>>>>>
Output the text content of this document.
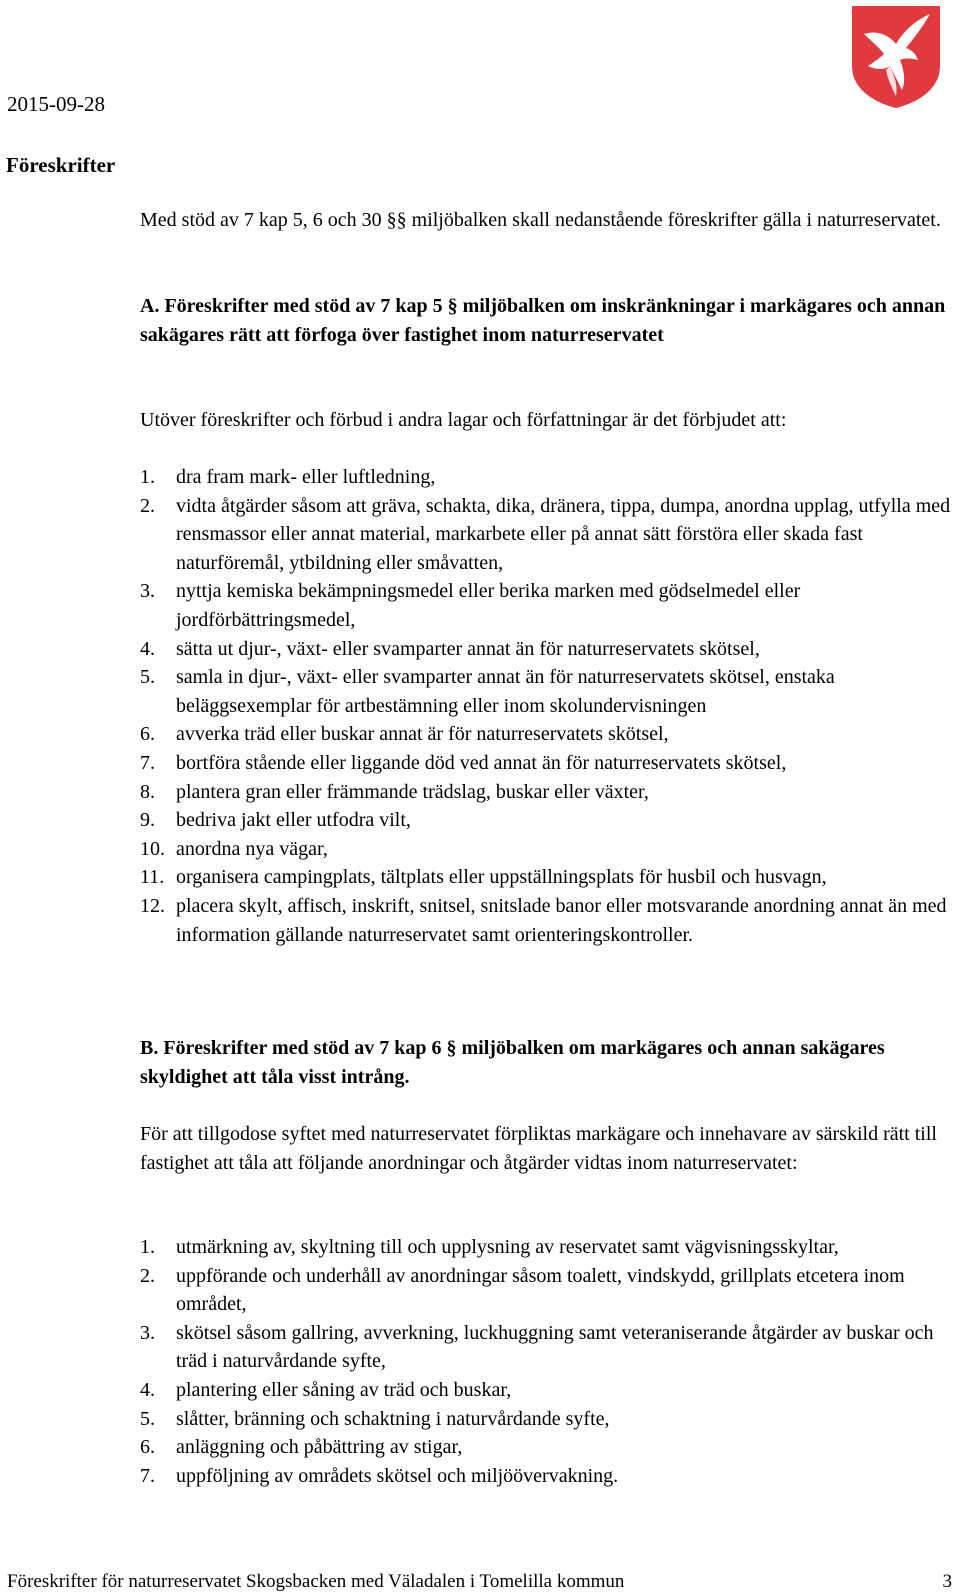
2015-09-28
Föreskrifter
Med stöd av 7 kap 5, 6 och 30 §§ miljöbalken skall nedanstående föreskrifter gälla i naturreservatet.
A. Föreskrifter med stöd av 7 kap 5 § miljöbalken om inskränkningar i markägares och annan sakägares rätt att förfoga över fastighet inom naturreservatet
Utöver föreskrifter och förbud i andra lagar och författningar är det förbjudet att:
1. dra fram mark- eller luftledning,
2. vidta åtgärder såsom att gräva, schakta, dika, dränera, tippa, dumpa, anordna upplag, utfylla med rensmassor eller annat material, markarbete eller på annat sätt förstöra eller skada fast naturföremål, ytbildning eller småvatten,
3. nyttja kemiska bekämpningsmedel eller berika marken med gödselmedel eller jordförbättringsmedel,
4. sätta ut djur-, växt- eller svamparter annat än för naturreservatets skötsel,
5. samla in djur-, växt- eller svamparter annat än för naturreservatets skötsel, enstaka beläggsexemplar för artbestämning eller inom skolundervisningen
6. avverka träd eller buskar annat är för naturreservatets skötsel,
7. bortföra stående eller liggande död ved annat än för naturreservatets skötsel,
8. plantera gran eller främmande trädslag, buskar eller växter,
9. bedriva jakt eller utfodra vilt,
10. anordna nya vägar,
11. organisera campingplats, tältplats eller uppställningsplats för husbil och husvagn,
12. placera skylt, affisch, inskrift, snitsel, snitslade banor eller motsvarande anordning annat än med information gällande naturreservatet samt orienteringskontroller.
B. Föreskrifter med stöd av 7 kap 6 § miljöbalken om markägares och annan sakägares skyldighet att tåla visst intrång.
För att tillgodose syftet med naturreservatet förpliktas markägare och innehavare av särskild rätt till fastighet att tåla att följande anordningar och åtgärder vidtas inom naturreservatet:
1. utmärkning av, skyltning till och upplysning av reservatet samt vägvisningsskyltar,
2. uppförande och underhåll av anordningar såsom toalett, vindskydd, grillplats etcetera inom området,
3. skötsel såsom gallring, avverkning, luckhuggning samt veteraniserande åtgärder av buskar och träd i naturvårdande syfte,
4. plantering eller såning av träd och buskar,
5. slåtter, bränning och schaktning i naturvårdande syfte,
6. anläggning och påbättring av stigar,
7. uppföljning av områdets skötsel och miljöövervakning.
Föreskrifter för naturreservatet Skogsbacken med Väladalen i Tomelilla kommun	3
<<<<<
* [Exercise]
Quote the entries in full. Any image among them is to be omitted from the copy.

* [Written solution]
Output the text content of this document.
2015-09-28
Föreskrifter
Med stöd av 7 kap 5, 6 och 30 §§ miljöbalken skall nedanstående föreskrifter gälla i naturreservatet.
A. Föreskrifter med stöd av 7 kap 5 § miljöbalken om inskränkningar i markägares och annan sakägares rätt att förfoga över fastighet inom naturreservatet
Utöver föreskrifter och förbud i andra lagar och författningar är det förbjudet att:
1. dra fram mark- eller luftledning,
2. vidta åtgärder såsom att gräva, schakta, dika, dränera, tippa, dumpa, anordna upplag, utfylla med rensmassor eller annat material, markarbete eller på annat sätt förstöra eller skada fast naturföremål, ytbildning eller småvatten,
3. nyttja kemiska bekämpningsmedel eller berika marken med gödselmedel eller jordförbättringsmedel,
4. sätta ut djur-, växt- eller svamparter annat än för naturreservatets skötsel,
5. samla in djur-, växt- eller svamparter annat än för naturreservatets skötsel, enstaka beläggsexemplar för artbestämning eller inom skolundervisningen
6. avverka träd eller buskar annat är för naturreservatets skötsel,
7. bortföra stående eller liggande död ved annat än för naturreservatets skötsel,
8. plantera gran eller främmande trädslag, buskar eller växter,
9. bedriva jakt eller utfodra vilt,
10. anordna nya vägar,
11. organisera campingplats, tältplats eller uppställningsplats för husbil och husvagn,
12. placera skylt, affisch, inskrift, snitsel, snitslade banor eller motsvarande anordning annat än med information gällande naturreservatet samt orienteringskontroller.
B. Föreskrifter med stöd av 7 kap 6 § miljöbalken om markägares och annan sakägares skyldighet att tåla visst intrång.
För att tillgodose syftet med naturreservatet förpliktas markägare och innehavare av särskild rätt till fastighet att tåla att följande anordningar och åtgärder vidtas inom naturreservatet:
1. utmärkning av, skyltning till och upplysning av reservatet samt vägvisningsskyltar,
2. uppförande och underhåll av anordningar såsom toalett, vindskydd, grillplats etcetera inom området,
3. skötsel såsom gallring, avverkning, luckhuggning samt veteraniserande åtgärder av buskar och träd i naturvårdande syfte,
4. plantering eller såning av träd och buskar,
5. slåtter, bränning och schaktning i naturvårdande syfte,
6. anläggning och påbättring av stigar,
7. uppföljning av områdets skötsel och miljöövervakning.
Föreskrifter för naturreservatet Skogsbacken med Väladalen i Tomelilla kommun	3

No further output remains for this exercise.